Every record below should be written out exactly; pictures stay out.

====== Extracted material

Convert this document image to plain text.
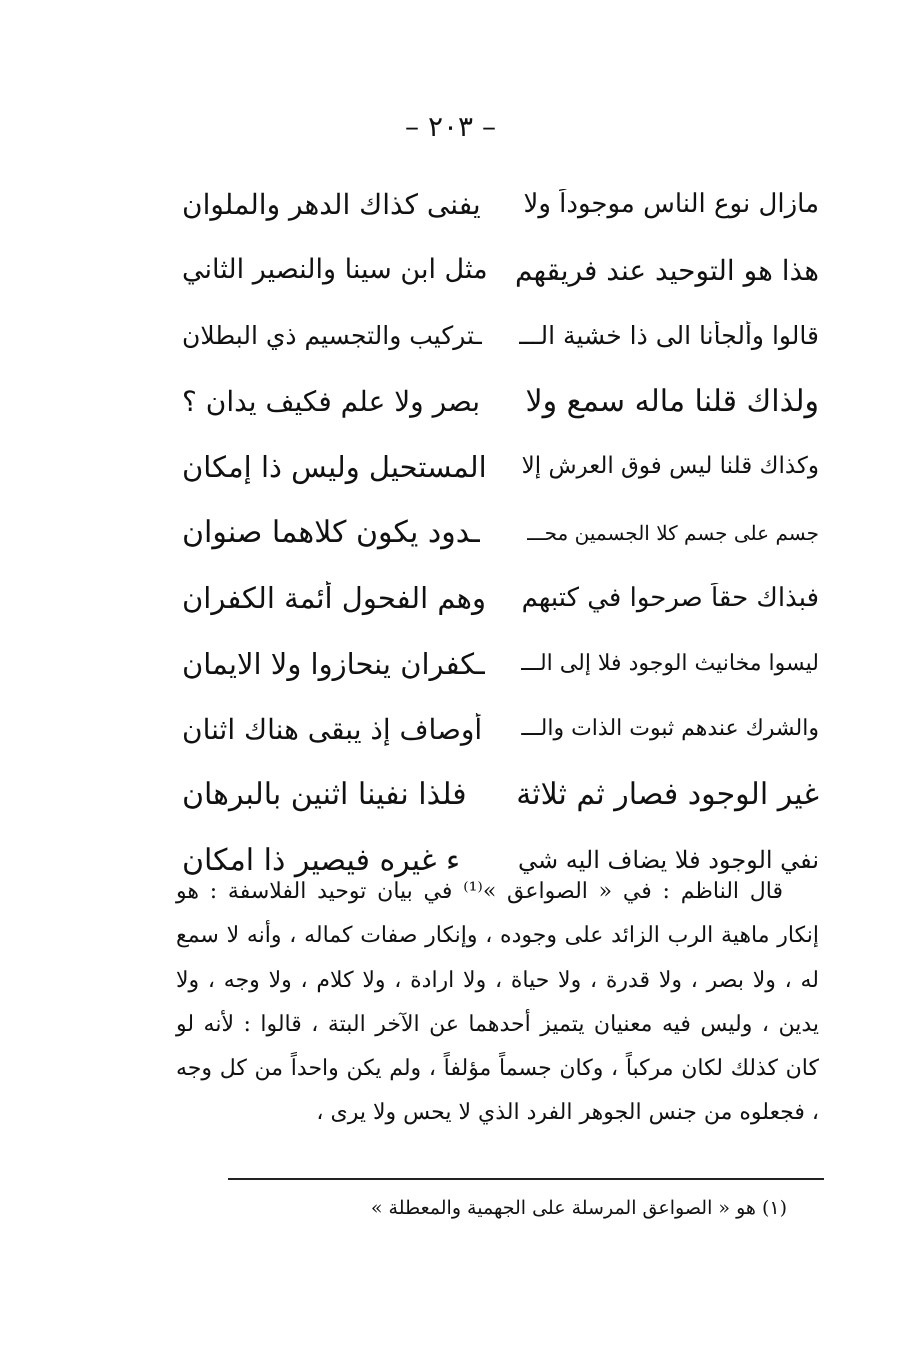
– ٢٠٣ –
مازال نوع الناس موجوداً ولا
يفنى كذاك الدهر والملوان
هذا هو التوحيد عند فريقهم
مثل ابن سينا والنصير الثاني
قالوا وألجأنا الى ذا خشية الـــ
ـتركيب والتجسيم ذي البطلان
ولذاك قلنا ماله سمع ولا
بصر ولا علم فكيف يدان ؟
وكذاك قلنا ليس فوق العرش إلا
المستحيل وليس ذا إمكان
جسم على جسم كلا الجسمين محـــ
ـدود يكون كلاهما صنوان
فبذاك حقاً صرحوا في كتبهم
وهم الفحول أئمة الكفران
ليسوا مخانيث الوجود فلا إلى الـــ
ـكفران ينحازوا ولا الايمان
والشرك عندهم ثبوت الذات والـــ
أوصاف إذ يبقى هناك اثنان
غير الوجود فصار ثم ثلاثة
فلذا نفينا اثنين بالبرهان
نفي الوجود فلا يضاف اليه شي
ء غيره فيصير ذا امكان

قال الناظم : في « الصواعق »⁽¹⁾ في بيان توحيد الفلاسفة : هو إنكار ماهية الرب الزائد على وجوده ، وإنكار صفات كماله ، وأنه لا سمع له ، ولا بصر ، ولا قدرة ، ولا حياة ، ولا ارادة ، ولا كلام ، ولا وجه ، ولا يدين ، وليس فيه معنيان يتميز أحدهما عن الآخر البتة ، قالوا : لأنه لو كان كذلك لكان مركباً ، وكان جسماً مؤلفاً ، ولم يكن واحداً من كل وجه ، فجعلوه من جنس الجوهر الفرد الذي لا يحس ولا يرى ،

(١) هو « الصواعق المرسلة على الجهمية والمعطلة »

============

**Answer to the task**
Convert this document image to plain text.
– ٢٠٣ –
مازال نوع الناس موجوداً ولا
يفنى كذاك الدهر والملوان
هذا هو التوحيد عند فريقهم
مثل ابن سينا والنصير الثاني
قالوا وألجأنا الى ذا خشية الـــ
ـتركيب والتجسيم ذي البطلان
ولذاك قلنا ماله سمع ولا
بصر ولا علم فكيف يدان ؟
وكذاك قلنا ليس فوق العرش إلا
المستحيل وليس ذا إمكان
جسم على جسم كلا الجسمين محـــ
ـدود يكون كلاهما صنوان
فبذاك حقاً صرحوا في كتبهم
وهم الفحول أئمة الكفران
ليسوا مخانيث الوجود فلا إلى الـــ
ـكفران ينحازوا ولا الايمان
والشرك عندهم ثبوت الذات والـــ
أوصاف إذ يبقى هناك اثنان
غير الوجود فصار ثم ثلاثة
فلذا نفينا اثنين بالبرهان
نفي الوجود فلا يضاف اليه شي
ء غيره فيصير ذا امكان

قال الناظم : في « الصواعق »⁽¹⁾ في بيان توحيد الفلاسفة : هو إنكار ماهية الرب الزائد على وجوده ، وإنكار صفات كماله ، وأنه لا سمع له ، ولا بصر ، ولا قدرة ، ولا حياة ، ولا ارادة ، ولا كلام ، ولا وجه ، ولا يدين ، وليس فيه معنيان يتميز أحدهما عن الآخر البتة ، قالوا : لأنه لو كان كذلك لكان مركباً ، وكان جسماً مؤلفاً ، ولم يكن واحداً من كل وجه ، فجعلوه من جنس الجوهر الفرد الذي لا يحس ولا يرى ،

(١) هو « الصواعق المرسلة على الجهمية والمعطلة »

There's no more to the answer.